[Stored data entries]
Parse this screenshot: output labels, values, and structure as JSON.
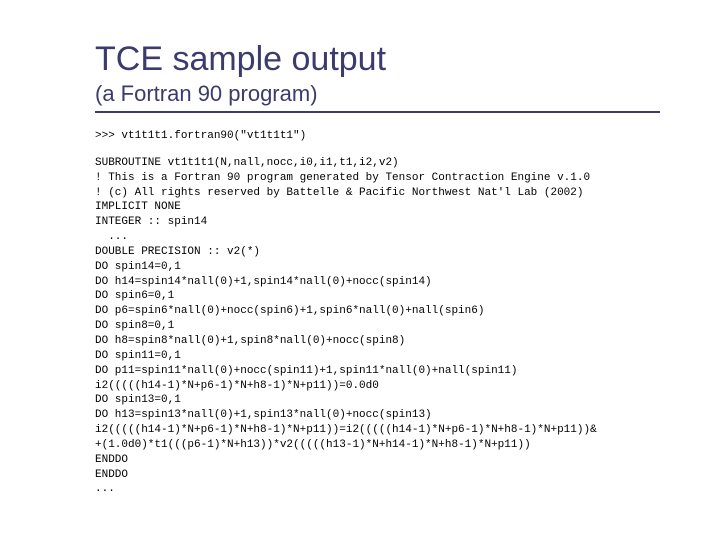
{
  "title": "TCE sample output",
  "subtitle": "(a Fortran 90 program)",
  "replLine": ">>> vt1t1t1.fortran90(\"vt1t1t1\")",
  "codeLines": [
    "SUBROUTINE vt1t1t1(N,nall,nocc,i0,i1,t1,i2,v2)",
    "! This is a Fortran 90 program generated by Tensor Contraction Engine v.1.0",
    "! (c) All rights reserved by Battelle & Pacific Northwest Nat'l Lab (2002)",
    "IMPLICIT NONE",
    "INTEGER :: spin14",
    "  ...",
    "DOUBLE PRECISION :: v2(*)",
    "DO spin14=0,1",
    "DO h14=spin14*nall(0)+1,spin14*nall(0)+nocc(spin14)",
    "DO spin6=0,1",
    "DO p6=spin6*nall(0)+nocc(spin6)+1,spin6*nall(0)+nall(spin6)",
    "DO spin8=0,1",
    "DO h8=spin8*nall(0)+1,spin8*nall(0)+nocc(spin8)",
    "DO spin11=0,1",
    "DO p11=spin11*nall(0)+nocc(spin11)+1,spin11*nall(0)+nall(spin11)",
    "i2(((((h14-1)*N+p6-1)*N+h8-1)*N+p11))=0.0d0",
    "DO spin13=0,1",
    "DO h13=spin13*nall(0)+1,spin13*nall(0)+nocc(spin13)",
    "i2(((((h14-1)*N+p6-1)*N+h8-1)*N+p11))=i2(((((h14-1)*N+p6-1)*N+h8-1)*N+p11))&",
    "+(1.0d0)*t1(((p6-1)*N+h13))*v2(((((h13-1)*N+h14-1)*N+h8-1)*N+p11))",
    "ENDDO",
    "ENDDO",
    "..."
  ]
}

YOUR INSTRUCTIONS
Say how many lines above hold the word "output", giving only the count.

TASK RESPONSE
2